EXERCISE DESCRIPTION: From the listing below, pull out all lines with "февраля" in them.

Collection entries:
-- start --

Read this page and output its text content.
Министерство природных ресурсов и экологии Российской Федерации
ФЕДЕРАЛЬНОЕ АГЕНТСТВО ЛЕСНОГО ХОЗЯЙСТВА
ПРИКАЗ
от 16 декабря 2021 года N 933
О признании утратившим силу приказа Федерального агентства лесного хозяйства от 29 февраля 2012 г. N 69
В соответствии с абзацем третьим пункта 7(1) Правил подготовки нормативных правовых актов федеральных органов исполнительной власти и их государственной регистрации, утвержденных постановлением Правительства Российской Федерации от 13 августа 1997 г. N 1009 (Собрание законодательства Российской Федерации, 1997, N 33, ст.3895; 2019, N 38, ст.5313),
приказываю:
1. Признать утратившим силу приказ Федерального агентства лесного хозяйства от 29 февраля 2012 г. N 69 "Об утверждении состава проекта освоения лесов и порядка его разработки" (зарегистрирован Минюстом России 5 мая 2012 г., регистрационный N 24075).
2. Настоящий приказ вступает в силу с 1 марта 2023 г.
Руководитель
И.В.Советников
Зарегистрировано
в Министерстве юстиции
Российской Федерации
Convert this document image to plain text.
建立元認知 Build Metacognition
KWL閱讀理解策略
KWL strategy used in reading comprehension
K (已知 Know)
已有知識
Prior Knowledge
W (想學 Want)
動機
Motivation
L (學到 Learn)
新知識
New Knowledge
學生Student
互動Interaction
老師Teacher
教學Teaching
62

-- end --
-- start --

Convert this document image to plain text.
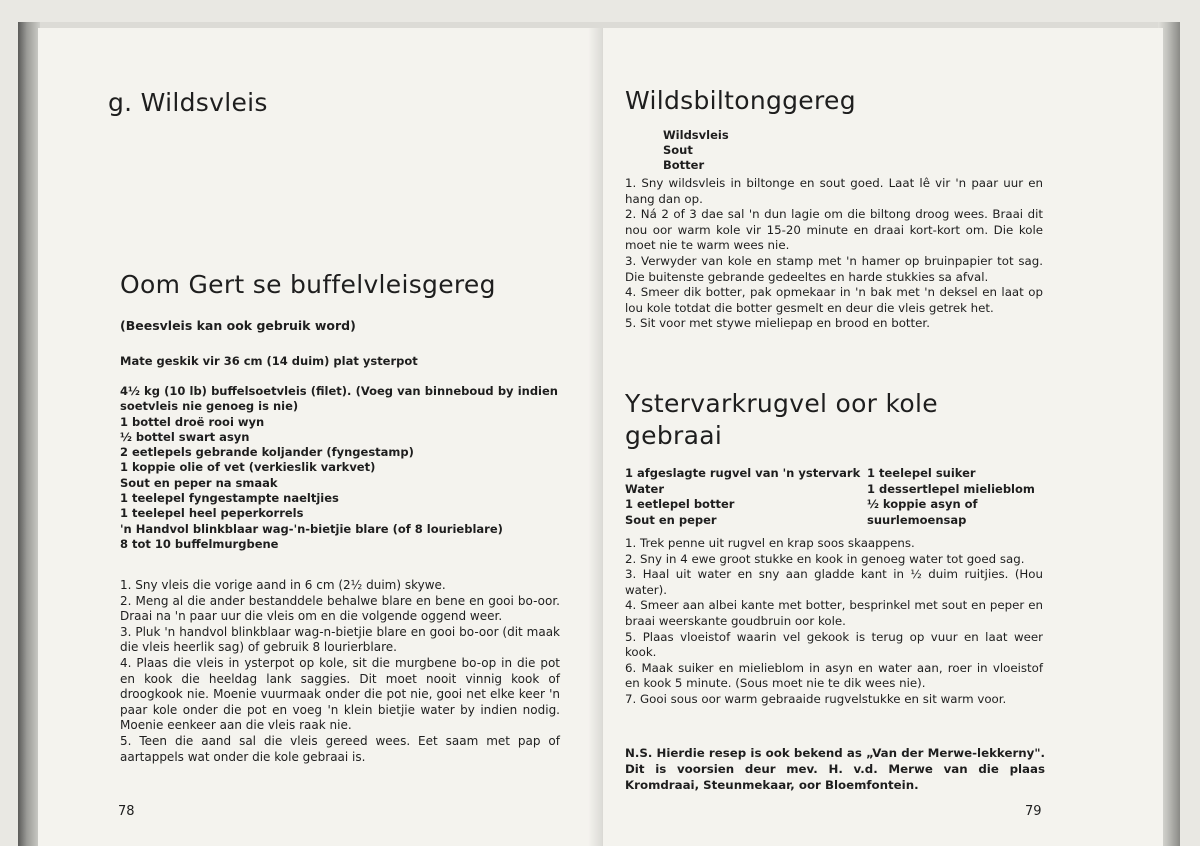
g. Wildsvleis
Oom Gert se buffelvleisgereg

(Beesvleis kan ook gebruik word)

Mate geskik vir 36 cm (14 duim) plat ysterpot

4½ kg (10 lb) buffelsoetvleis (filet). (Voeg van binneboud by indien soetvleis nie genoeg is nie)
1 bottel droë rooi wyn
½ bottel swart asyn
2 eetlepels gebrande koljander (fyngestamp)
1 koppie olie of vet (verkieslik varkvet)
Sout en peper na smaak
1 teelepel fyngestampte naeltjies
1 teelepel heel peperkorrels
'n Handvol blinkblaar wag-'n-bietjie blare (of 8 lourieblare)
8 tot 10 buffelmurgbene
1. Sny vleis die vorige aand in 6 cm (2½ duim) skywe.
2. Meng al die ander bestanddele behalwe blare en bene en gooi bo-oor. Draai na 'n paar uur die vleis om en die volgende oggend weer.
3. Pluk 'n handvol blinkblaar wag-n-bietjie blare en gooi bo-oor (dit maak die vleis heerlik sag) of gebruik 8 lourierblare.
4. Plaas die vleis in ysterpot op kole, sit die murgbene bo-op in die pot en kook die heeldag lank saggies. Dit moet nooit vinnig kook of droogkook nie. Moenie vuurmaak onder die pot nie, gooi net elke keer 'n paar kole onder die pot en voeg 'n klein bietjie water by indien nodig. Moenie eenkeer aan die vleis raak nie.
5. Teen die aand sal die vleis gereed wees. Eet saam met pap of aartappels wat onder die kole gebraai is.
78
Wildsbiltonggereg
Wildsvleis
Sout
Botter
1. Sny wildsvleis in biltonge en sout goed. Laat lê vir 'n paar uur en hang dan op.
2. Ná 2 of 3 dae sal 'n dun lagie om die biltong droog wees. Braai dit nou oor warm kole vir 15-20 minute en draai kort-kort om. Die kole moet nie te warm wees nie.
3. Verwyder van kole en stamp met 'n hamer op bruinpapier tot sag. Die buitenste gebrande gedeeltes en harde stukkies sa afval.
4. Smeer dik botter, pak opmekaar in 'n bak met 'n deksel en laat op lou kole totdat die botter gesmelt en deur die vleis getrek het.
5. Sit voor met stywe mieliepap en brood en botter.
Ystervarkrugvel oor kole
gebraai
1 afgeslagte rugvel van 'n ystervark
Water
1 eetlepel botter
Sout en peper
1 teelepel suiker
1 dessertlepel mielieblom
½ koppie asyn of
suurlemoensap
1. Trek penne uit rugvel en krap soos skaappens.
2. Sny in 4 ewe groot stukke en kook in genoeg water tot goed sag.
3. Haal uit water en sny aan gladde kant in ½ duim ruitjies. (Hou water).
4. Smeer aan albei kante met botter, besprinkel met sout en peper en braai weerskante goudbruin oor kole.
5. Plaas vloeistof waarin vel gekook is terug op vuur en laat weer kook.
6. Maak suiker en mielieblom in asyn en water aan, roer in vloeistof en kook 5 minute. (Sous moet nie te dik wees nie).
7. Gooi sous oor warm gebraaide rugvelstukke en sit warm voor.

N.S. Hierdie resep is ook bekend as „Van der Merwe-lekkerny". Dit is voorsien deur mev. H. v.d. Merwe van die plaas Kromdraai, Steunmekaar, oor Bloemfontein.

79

-- end --

EXERCISE RESULT:
О признании утратившим силу приказа Федерального агентства лесного хозяйства от 29 февраля 2012 г. N 69
1. Признать утратившим силу приказ Федерального агентства лесного хозяйства от 29 февраля 2012 г. N 69 "Об утверждении состава проекта освоения лесов и порядка его разработки" (зарегистрирован Минюстом России 5 мая 2012 г., регистрационный N 24075).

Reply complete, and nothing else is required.